Task objective: Find the string "BINANCE" in the records. Copy every line it appears in.

-- START OF Data for this task --

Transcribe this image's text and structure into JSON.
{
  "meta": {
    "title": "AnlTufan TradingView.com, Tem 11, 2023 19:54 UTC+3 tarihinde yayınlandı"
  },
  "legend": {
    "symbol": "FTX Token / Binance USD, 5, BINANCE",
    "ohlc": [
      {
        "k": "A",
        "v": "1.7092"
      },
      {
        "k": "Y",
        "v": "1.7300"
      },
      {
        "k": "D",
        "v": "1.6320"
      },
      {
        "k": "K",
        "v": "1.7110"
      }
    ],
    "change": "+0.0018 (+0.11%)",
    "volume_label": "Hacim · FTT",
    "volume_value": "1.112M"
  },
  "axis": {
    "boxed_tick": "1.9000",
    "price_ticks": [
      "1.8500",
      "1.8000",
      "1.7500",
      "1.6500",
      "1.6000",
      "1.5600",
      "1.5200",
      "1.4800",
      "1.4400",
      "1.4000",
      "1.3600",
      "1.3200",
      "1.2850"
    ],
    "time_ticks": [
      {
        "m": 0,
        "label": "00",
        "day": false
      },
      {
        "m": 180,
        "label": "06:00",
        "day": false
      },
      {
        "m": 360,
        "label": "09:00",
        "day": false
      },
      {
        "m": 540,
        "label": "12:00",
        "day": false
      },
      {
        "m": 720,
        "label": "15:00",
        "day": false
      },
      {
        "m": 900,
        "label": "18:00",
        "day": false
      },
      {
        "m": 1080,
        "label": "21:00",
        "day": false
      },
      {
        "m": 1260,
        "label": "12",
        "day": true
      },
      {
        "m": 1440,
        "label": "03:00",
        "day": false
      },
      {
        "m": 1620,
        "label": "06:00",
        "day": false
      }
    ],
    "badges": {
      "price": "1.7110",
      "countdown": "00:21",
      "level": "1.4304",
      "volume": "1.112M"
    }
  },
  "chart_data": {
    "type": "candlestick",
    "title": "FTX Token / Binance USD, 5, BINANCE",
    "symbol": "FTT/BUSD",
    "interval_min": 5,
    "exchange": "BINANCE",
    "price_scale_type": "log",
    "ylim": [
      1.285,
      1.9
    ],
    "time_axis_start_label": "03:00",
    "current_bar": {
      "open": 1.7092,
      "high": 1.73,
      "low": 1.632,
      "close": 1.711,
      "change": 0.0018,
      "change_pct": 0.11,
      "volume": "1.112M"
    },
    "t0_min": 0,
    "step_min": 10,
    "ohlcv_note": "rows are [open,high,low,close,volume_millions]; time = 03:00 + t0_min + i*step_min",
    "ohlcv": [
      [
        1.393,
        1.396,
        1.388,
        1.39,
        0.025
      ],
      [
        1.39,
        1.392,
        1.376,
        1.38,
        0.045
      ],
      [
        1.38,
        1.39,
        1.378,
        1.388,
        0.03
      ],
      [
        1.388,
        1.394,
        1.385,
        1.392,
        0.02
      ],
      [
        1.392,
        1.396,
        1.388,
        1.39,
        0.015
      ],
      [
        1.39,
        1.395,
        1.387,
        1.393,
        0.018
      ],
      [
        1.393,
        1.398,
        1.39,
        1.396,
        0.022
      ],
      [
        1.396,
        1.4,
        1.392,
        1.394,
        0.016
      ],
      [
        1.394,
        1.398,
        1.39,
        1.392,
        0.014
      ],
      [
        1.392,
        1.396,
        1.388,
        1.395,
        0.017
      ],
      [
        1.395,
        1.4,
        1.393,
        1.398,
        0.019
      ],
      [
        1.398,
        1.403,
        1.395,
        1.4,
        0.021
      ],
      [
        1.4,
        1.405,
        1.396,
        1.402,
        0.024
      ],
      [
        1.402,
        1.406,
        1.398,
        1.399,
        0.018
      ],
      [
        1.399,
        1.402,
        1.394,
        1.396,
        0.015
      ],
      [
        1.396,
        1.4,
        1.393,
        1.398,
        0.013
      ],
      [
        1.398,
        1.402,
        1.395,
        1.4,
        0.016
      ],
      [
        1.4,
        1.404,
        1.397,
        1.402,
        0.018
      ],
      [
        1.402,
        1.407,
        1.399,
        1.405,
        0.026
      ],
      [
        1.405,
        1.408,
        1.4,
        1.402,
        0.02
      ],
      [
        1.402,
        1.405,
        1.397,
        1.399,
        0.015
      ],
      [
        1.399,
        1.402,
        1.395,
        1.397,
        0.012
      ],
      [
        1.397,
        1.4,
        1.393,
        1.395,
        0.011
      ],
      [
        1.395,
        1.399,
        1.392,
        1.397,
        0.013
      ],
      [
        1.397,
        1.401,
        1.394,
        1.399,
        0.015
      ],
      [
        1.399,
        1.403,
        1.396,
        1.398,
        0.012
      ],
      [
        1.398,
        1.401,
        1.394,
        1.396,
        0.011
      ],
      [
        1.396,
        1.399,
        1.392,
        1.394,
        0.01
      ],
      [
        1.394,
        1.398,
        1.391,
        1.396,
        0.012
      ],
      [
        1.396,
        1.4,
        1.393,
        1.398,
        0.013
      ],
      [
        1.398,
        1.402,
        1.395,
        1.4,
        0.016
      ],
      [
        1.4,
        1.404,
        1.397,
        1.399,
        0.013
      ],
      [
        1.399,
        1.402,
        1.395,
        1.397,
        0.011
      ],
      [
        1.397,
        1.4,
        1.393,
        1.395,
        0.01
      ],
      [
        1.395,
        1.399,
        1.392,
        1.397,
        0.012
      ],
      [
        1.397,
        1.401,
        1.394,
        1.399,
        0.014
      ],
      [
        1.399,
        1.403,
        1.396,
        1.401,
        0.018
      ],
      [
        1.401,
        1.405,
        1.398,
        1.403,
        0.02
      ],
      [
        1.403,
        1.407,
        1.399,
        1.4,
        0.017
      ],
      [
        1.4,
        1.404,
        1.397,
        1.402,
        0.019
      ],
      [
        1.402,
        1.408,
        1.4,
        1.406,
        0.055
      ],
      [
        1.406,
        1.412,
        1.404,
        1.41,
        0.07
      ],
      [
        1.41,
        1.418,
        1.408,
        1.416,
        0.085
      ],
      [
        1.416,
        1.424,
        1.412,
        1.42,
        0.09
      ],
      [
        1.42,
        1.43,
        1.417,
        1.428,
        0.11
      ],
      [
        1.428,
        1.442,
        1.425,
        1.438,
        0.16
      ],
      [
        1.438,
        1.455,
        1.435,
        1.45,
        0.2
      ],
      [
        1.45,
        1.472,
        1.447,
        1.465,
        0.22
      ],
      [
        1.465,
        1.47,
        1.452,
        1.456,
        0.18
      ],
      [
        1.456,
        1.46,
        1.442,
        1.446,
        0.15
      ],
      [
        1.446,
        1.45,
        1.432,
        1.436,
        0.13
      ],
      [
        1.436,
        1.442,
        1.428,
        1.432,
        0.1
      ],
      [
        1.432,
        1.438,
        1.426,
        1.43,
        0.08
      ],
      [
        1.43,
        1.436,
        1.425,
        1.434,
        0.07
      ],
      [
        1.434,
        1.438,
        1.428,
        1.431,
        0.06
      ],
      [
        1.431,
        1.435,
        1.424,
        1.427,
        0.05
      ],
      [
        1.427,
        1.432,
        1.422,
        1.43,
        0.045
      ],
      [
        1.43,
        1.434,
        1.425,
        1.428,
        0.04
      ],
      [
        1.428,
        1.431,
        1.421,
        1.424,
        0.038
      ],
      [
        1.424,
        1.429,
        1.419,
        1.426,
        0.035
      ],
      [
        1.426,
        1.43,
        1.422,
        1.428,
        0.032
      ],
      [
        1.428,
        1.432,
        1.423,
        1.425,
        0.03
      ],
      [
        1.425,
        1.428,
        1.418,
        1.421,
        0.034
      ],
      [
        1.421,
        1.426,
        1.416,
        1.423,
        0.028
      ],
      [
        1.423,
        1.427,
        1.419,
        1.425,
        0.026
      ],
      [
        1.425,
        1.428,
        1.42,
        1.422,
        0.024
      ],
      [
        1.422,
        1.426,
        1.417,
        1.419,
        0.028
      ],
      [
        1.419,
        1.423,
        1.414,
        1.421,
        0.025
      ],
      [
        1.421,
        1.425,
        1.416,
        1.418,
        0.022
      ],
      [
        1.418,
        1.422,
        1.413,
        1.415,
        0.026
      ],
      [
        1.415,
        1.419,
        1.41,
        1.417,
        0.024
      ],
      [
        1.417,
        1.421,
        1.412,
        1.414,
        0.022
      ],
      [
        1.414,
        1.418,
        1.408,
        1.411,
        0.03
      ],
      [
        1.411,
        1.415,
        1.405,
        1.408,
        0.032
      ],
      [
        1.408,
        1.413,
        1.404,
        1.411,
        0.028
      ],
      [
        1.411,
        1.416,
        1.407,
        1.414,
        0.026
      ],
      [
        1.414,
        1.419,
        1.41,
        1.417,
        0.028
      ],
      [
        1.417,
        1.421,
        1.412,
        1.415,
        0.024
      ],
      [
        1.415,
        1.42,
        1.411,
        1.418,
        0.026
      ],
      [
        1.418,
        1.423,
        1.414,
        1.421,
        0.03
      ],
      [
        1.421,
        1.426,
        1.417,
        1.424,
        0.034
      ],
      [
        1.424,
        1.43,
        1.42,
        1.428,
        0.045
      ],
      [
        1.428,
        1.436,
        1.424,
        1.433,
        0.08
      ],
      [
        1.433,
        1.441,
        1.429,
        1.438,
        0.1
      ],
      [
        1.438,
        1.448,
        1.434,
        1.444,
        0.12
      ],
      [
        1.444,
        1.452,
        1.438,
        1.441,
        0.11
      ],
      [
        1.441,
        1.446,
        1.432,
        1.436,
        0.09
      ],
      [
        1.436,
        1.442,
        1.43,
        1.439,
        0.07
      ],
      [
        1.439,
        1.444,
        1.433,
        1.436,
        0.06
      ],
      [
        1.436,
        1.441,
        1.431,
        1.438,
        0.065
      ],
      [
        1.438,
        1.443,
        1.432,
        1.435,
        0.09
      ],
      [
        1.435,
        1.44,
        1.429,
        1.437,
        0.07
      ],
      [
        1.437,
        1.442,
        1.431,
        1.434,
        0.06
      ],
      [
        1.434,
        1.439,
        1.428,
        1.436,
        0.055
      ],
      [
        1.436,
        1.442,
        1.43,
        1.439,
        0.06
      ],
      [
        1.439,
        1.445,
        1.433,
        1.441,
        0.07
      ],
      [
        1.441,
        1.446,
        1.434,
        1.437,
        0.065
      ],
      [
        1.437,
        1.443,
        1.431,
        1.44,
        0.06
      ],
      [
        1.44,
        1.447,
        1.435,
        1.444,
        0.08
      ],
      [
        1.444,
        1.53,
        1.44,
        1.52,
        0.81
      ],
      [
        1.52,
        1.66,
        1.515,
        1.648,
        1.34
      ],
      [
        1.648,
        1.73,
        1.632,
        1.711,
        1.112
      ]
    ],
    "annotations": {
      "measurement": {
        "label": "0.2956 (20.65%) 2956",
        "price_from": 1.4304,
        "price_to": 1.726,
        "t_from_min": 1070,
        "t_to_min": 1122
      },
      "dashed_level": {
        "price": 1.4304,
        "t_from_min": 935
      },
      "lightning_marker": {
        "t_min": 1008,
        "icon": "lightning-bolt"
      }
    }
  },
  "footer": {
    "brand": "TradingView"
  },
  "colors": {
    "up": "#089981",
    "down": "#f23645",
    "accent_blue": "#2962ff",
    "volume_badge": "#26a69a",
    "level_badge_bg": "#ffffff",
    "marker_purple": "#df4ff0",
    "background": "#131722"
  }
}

-- END OF Data for this task --

Answer to this problem:
    "symbol": "FTX Token / Binance USD, 5, BINANCE",
    "title": "FTX Token / Binance USD, 5, BINANCE",
    "exchange": "BINANCE",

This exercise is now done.